··· DATASET RECORDS ···

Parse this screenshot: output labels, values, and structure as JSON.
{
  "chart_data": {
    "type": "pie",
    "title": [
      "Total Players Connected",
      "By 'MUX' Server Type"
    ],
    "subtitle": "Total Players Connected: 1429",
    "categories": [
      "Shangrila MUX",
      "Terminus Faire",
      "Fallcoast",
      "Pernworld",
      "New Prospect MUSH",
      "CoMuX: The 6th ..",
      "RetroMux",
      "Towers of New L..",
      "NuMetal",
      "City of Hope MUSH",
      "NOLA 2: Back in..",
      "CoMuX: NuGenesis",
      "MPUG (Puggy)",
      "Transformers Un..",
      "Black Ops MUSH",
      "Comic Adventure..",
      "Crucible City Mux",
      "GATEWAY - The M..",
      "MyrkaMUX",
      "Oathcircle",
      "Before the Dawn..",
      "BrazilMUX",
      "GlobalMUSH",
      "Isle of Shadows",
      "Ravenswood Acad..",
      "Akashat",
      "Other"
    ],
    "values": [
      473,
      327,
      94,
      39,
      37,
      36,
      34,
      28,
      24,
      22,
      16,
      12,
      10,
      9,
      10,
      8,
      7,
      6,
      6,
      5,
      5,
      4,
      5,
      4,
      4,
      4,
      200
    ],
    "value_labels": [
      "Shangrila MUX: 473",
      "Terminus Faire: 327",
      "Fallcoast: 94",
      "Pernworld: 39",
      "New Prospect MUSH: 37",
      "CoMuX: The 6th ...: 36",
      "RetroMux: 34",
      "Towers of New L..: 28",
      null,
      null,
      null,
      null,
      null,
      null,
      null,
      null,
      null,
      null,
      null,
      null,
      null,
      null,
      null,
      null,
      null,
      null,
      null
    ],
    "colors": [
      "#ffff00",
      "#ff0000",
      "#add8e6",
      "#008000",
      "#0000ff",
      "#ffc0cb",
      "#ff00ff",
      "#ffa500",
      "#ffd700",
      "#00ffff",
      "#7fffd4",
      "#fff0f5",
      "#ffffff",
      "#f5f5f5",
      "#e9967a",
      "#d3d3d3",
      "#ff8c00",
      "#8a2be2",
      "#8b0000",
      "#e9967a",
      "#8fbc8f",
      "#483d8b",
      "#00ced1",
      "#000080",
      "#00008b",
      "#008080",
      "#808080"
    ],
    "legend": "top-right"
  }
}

···

All the lines above should appear again in the answer, exactly as written.

* _EXERCISE SOLUTION_:
Parse this screenshot: output labels, values, and structure as JSON.
{
  "chart_data": {
    "type": "pie",
    "title": [
      "Total Players Connected",
      "By 'MUX' Server Type"
    ],
    "subtitle": "Total Players Connected: 1429",
    "categories": [
      "Shangrila MUX",
      "Terminus Faire",
      "Fallcoast",
      "Pernworld",
      "New Prospect MUSH",
      "CoMuX: The 6th ..",
      "RetroMux",
      "Towers of New L..",
      "NuMetal",
      "City of Hope MUSH",
      "NOLA 2: Back in..",
      "CoMuX: NuGenesis",
      "MPUG (Puggy)",
      "Transformers Un..",
      "Black Ops MUSH",
      "Comic Adventure..",
      "Crucible City Mux",
      "GATEWAY - The M..",
      "MyrkaMUX",
      "Oathcircle",
      "Before the Dawn..",
      "BrazilMUX",
      "GlobalMUSH",
      "Isle of Shadows",
      "Ravenswood Acad..",
      "Akashat",
      "Other"
    ],
    "values": [
      473,
      327,
      94,
      39,
      37,
      36,
      34,
      28,
      24,
      22,
      16,
      12,
      10,
      9,
      10,
      8,
      7,
      6,
      6,
      5,
      5,
      4,
      5,
      4,
      4,
      4,
      200
    ],
    "value_labels": [
      "Shangrila MUX: 473",
      "Terminus Faire: 327",
      "Fallcoast: 94",
      "Pernworld: 39",
      "New Prospect MUSH: 37",
      "CoMuX: The 6th ...: 36",
      "RetroMux: 34",
      "Towers of New L..: 28",
      null,
      null,
      null,
      null,
      null,
      null,
      null,
      null,
      null,
      null,
      null,
      null,
      null,
      null,
      null,
      null,
      null,
      null,
      null
    ],
    "colors": [
      "#ffff00",
      "#ff0000",
      "#add8e6",
      "#008000",
      "#0000ff",
      "#ffc0cb",
      "#ff00ff",
      "#ffa500",
      "#ffd700",
      "#00ffff",
      "#7fffd4",
      "#fff0f5",
      "#ffffff",
      "#f5f5f5",
      "#e9967a",
      "#d3d3d3",
      "#ff8c00",
      "#8a2be2",
      "#8b0000",
      "#e9967a",
      "#8fbc8f",
      "#483d8b",
      "#00ced1",
      "#000080",
      "#00008b",
      "#008080",
      "#808080"
    ],
    "legend": "top-right"
  }
}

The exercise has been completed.